-- start DATA PROVIDED --

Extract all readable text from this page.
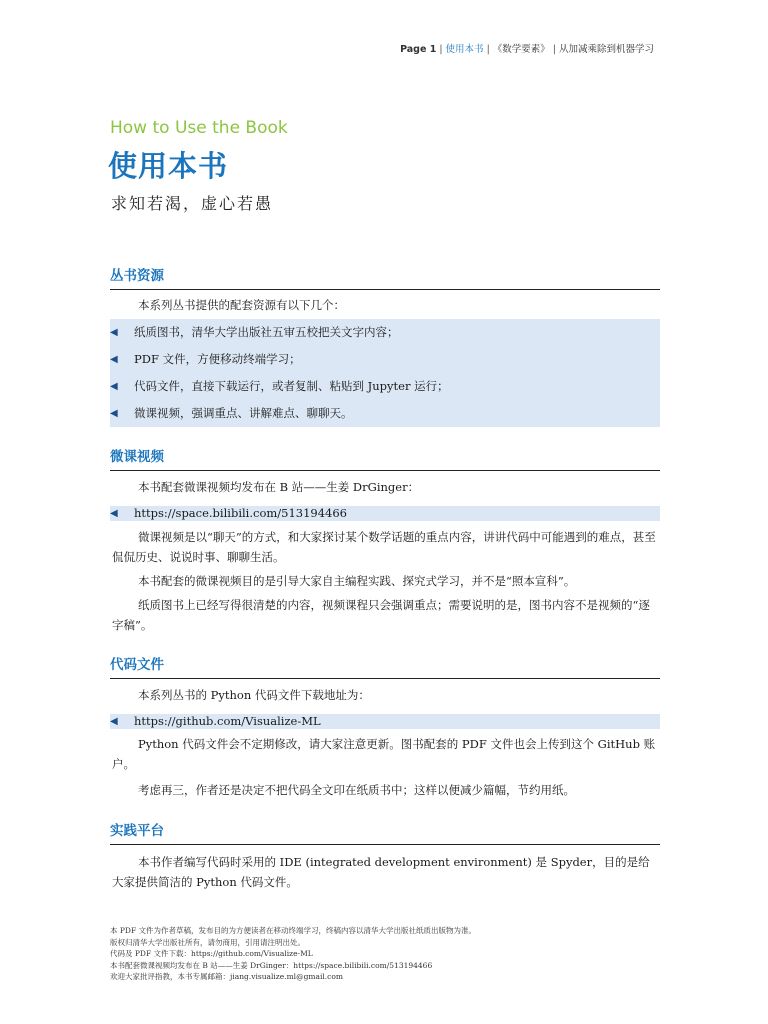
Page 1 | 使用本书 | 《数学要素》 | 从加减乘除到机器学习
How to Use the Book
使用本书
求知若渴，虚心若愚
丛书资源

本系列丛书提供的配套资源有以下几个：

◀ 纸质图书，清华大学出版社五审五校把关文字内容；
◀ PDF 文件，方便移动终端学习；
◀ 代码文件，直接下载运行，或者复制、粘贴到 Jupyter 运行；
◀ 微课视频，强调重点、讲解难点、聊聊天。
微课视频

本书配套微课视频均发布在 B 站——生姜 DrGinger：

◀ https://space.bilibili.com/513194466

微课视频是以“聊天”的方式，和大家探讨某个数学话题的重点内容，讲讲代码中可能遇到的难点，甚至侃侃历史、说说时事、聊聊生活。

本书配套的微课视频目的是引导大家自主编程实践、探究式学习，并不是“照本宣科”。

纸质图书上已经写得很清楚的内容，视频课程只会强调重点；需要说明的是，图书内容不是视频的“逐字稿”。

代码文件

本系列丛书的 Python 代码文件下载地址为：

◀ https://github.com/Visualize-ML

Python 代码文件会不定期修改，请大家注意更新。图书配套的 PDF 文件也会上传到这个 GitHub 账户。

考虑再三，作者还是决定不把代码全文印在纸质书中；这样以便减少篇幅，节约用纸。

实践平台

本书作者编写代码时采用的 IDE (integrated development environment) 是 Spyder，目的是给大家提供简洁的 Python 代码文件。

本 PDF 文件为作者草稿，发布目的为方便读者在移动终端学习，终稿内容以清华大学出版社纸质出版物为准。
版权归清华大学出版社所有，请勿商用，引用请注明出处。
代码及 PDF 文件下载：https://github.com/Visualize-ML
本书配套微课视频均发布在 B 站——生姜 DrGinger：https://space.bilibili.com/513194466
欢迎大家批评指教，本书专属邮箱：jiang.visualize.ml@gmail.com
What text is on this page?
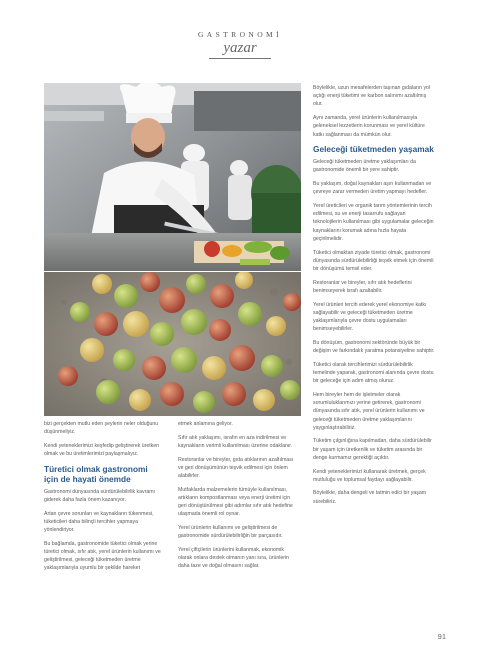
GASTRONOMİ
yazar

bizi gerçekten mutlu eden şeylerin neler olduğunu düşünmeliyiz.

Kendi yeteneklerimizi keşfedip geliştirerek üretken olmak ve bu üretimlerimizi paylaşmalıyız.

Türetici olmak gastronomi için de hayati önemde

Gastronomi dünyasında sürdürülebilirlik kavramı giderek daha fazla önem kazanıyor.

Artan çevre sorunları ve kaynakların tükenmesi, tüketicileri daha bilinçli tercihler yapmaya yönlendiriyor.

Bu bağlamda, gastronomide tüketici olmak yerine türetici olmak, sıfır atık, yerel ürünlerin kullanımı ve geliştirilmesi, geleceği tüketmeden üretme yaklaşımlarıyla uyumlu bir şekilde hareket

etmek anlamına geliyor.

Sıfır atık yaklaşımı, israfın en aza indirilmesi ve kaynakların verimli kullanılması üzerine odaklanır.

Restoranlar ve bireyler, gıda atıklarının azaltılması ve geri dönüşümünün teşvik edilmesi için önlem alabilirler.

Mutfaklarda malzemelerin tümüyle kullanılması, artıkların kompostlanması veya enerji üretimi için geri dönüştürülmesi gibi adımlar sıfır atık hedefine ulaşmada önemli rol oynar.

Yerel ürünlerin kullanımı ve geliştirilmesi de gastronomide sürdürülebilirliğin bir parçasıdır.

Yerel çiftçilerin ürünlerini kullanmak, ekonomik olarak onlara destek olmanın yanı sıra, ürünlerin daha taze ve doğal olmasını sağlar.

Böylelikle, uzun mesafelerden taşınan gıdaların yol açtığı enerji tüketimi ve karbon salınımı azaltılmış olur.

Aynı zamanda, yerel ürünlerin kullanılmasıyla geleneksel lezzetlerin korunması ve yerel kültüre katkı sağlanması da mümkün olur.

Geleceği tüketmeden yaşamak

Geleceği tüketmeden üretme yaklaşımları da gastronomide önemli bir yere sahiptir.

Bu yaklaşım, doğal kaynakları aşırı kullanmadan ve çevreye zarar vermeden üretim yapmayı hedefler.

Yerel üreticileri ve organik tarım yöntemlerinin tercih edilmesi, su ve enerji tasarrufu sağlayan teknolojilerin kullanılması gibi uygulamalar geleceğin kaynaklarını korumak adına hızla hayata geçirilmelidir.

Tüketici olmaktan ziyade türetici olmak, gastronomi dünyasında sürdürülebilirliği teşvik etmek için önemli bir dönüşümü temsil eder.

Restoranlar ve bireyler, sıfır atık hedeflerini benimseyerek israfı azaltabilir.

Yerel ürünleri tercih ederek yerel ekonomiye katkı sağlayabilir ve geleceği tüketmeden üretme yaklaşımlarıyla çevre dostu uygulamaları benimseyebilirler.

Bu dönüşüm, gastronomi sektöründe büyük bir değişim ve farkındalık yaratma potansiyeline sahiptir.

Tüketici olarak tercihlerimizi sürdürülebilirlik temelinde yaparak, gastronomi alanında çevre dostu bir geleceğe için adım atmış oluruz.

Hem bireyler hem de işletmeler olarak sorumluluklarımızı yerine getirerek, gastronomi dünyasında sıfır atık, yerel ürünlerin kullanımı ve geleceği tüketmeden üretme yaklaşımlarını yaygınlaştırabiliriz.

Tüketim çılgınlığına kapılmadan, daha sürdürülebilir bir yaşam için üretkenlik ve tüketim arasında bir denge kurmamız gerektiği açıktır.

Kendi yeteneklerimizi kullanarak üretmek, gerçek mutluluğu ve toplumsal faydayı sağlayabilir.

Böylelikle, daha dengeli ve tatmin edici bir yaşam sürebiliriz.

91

-- end DATA PROVIDED --

GIVEN INSTRUCTION: Each line that contains the string "Python" counts once; report how many such lines the entries have, giving only the number.

WRITTEN ANSWER: 3